# Data for processing
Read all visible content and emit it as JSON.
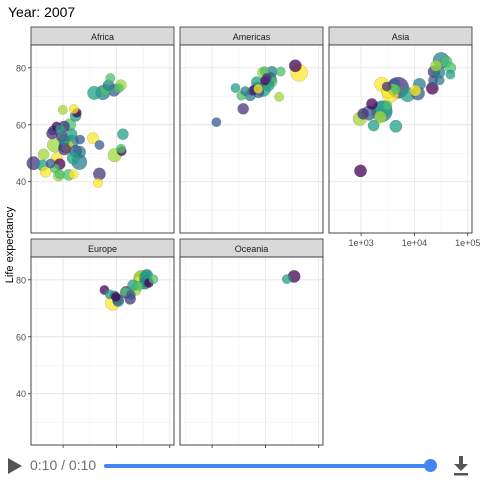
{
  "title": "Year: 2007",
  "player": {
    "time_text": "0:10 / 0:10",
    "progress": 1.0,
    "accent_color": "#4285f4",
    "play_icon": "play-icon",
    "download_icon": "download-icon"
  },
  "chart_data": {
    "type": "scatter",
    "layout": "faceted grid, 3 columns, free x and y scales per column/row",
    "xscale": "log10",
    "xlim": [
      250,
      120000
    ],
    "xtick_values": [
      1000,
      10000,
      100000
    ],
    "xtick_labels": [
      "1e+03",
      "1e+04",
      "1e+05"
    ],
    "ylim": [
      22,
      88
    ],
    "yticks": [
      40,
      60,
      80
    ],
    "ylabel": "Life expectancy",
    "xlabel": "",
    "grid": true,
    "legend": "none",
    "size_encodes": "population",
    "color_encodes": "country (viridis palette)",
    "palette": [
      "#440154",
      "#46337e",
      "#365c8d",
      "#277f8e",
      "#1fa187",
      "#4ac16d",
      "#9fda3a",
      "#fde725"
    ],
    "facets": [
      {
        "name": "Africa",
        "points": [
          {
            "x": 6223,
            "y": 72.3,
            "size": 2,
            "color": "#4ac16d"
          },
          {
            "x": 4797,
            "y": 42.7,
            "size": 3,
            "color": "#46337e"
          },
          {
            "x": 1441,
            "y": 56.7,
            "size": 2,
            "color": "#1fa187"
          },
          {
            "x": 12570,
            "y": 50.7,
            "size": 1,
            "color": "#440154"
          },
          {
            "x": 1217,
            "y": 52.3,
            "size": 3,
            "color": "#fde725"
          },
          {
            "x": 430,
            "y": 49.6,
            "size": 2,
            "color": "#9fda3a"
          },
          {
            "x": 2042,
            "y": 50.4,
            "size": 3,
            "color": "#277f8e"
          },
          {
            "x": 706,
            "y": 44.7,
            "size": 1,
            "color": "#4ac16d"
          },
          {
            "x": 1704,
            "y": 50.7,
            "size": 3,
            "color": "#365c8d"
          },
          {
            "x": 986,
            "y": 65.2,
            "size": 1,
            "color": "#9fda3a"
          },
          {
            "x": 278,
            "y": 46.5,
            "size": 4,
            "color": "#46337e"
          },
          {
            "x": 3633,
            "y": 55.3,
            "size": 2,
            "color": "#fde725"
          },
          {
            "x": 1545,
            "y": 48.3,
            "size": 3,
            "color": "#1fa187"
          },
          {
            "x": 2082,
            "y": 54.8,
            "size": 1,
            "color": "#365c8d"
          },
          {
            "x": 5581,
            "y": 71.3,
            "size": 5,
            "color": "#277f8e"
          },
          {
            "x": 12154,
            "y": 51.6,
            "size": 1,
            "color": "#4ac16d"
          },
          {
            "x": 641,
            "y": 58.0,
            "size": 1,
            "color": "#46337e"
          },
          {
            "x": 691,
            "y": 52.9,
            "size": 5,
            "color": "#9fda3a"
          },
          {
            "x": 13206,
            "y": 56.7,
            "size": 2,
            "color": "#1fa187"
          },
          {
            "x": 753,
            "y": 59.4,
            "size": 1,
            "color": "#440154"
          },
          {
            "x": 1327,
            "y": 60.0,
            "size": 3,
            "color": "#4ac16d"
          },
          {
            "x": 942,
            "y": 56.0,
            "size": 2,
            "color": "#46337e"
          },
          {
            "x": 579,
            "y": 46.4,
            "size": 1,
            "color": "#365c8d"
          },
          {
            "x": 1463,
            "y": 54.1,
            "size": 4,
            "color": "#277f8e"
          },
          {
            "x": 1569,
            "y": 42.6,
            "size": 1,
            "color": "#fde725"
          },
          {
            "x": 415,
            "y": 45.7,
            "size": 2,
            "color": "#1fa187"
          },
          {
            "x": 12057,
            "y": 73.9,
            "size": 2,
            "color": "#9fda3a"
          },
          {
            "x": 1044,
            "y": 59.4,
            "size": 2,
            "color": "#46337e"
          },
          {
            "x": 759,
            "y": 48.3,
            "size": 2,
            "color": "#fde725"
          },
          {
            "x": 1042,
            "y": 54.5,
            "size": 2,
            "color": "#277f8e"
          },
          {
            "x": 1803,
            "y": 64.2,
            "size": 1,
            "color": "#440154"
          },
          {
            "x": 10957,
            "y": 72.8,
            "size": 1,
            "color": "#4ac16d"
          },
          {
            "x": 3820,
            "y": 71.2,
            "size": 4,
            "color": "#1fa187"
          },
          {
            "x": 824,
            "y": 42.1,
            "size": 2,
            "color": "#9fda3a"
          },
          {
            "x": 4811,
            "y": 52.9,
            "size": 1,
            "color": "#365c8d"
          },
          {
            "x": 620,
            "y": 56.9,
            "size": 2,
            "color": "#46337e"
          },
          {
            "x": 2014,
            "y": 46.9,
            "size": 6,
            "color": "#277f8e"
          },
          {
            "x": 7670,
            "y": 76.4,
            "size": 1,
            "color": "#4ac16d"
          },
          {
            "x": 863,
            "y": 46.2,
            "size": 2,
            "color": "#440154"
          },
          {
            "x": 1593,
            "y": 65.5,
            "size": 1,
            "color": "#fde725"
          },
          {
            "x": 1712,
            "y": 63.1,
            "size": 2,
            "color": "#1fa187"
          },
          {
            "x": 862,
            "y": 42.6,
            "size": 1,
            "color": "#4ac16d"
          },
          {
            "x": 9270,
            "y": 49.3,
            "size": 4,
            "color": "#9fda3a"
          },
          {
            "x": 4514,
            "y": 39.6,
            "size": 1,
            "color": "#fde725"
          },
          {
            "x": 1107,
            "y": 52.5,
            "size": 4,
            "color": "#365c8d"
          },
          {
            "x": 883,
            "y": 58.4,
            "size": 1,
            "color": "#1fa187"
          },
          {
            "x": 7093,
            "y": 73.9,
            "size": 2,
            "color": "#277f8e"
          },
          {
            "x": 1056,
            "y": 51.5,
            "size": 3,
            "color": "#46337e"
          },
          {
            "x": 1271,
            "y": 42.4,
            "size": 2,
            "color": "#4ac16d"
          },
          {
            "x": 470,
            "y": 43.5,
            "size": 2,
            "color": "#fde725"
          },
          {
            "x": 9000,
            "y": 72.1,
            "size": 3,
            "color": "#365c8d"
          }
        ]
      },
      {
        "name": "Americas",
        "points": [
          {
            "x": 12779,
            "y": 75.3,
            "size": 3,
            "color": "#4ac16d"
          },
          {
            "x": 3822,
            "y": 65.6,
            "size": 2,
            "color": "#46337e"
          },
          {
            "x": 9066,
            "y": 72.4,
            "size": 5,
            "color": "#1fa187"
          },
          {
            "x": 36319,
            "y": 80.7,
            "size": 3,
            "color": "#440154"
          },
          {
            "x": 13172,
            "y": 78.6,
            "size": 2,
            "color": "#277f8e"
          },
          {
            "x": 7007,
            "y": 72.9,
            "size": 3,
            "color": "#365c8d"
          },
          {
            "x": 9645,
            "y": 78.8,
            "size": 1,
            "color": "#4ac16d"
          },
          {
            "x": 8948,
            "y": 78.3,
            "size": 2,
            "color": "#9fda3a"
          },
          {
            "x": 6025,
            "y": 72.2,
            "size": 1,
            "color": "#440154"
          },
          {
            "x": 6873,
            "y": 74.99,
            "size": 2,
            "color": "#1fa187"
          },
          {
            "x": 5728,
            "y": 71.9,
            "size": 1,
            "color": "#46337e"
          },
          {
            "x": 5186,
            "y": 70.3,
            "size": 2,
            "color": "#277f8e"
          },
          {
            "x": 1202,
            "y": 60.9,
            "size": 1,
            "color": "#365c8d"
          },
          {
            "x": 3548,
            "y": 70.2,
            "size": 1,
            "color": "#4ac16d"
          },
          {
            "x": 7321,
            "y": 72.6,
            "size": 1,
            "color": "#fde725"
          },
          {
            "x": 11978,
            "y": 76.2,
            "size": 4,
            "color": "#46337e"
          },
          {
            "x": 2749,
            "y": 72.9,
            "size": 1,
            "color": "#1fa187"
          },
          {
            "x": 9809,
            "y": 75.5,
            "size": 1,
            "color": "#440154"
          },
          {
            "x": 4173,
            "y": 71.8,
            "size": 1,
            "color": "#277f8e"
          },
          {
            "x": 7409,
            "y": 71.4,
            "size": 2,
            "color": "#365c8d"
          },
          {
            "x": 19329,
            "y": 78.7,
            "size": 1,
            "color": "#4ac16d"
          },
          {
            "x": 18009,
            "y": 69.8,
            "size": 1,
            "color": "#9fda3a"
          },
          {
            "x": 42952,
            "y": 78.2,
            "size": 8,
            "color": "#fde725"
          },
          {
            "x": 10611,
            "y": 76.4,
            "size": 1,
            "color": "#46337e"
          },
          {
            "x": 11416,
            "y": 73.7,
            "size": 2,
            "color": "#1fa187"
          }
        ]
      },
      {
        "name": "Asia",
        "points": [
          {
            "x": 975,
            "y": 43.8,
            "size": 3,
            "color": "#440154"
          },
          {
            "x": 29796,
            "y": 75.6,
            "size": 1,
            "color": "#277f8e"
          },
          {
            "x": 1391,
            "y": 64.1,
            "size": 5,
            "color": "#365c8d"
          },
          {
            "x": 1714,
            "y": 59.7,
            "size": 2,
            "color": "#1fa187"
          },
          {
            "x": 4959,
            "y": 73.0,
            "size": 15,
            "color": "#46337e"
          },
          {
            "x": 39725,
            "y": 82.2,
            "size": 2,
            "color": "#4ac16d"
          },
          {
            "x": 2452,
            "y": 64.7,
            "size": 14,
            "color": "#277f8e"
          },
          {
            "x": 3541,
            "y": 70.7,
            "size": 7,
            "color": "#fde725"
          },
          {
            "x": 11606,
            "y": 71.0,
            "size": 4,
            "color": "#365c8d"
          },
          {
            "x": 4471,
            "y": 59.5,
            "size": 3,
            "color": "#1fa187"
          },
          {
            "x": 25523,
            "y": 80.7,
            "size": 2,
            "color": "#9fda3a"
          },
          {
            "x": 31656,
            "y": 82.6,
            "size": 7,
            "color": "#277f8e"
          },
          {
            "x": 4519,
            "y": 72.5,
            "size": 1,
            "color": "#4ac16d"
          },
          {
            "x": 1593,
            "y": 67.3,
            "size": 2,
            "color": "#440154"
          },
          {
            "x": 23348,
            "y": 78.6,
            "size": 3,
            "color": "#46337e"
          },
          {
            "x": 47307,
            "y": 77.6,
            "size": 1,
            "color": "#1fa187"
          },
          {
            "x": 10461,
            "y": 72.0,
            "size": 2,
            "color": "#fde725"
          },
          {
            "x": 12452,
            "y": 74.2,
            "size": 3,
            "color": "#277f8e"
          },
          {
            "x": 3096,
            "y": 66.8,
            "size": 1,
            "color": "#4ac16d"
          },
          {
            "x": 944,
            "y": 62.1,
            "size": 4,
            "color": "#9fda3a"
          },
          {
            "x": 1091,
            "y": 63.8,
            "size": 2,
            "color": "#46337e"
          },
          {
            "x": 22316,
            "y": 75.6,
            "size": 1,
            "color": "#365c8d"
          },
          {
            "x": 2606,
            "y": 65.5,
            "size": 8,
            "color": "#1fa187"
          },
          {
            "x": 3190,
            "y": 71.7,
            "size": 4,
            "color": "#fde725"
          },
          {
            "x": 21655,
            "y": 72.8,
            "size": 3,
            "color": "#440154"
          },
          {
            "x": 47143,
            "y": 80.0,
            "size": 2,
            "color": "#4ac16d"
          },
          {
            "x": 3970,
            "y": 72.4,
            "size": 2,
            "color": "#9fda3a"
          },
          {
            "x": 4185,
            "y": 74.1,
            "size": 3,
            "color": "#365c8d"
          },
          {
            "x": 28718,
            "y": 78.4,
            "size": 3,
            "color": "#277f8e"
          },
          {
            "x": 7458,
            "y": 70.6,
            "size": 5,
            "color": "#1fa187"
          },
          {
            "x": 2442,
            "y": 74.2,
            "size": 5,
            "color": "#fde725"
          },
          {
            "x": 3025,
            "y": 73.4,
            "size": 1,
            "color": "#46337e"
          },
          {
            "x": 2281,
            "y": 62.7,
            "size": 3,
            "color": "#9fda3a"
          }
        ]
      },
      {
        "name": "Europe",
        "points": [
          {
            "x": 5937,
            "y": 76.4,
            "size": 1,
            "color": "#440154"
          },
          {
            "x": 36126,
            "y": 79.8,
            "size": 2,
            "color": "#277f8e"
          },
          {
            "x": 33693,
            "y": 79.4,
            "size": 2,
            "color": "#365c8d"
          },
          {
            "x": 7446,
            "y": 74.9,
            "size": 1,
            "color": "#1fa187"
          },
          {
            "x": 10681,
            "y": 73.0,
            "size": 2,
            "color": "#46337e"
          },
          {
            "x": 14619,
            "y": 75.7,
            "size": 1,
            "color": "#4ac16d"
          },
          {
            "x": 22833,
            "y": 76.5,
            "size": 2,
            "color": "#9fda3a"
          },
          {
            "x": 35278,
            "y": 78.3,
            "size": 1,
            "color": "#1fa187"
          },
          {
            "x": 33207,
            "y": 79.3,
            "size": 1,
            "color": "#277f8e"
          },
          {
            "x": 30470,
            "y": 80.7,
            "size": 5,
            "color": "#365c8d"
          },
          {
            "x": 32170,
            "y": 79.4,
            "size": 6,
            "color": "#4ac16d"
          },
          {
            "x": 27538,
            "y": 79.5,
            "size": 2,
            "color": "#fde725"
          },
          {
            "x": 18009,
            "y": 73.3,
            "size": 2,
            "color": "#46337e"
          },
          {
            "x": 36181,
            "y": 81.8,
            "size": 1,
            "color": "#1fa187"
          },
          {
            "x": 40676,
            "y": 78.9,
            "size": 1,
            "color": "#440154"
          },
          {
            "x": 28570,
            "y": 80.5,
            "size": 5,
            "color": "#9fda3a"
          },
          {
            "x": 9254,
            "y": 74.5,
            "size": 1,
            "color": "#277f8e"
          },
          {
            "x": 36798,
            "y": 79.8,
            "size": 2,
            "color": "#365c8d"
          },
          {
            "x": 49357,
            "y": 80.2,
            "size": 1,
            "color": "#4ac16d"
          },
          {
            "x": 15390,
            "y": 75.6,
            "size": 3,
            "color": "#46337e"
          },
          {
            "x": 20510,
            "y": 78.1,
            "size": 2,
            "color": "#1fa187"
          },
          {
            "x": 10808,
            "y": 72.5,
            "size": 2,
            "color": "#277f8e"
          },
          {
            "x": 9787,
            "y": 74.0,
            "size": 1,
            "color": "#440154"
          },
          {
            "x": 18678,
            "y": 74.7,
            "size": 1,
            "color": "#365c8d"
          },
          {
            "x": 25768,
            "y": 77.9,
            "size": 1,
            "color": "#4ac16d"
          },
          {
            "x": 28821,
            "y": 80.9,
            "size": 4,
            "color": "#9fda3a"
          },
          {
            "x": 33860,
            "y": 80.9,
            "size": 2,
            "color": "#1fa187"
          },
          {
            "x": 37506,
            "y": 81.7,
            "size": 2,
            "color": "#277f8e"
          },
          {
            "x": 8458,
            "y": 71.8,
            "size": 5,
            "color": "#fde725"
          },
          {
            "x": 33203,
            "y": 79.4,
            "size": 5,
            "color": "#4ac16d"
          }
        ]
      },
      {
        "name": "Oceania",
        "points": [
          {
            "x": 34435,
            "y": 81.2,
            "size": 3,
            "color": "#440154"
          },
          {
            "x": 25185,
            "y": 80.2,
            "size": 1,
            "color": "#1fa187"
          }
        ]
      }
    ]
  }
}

# The request
Show all lines from the records above where the word "palette" occurs.

# Task solution
    "color_encodes": "country (viridis palette)",
    "palette": [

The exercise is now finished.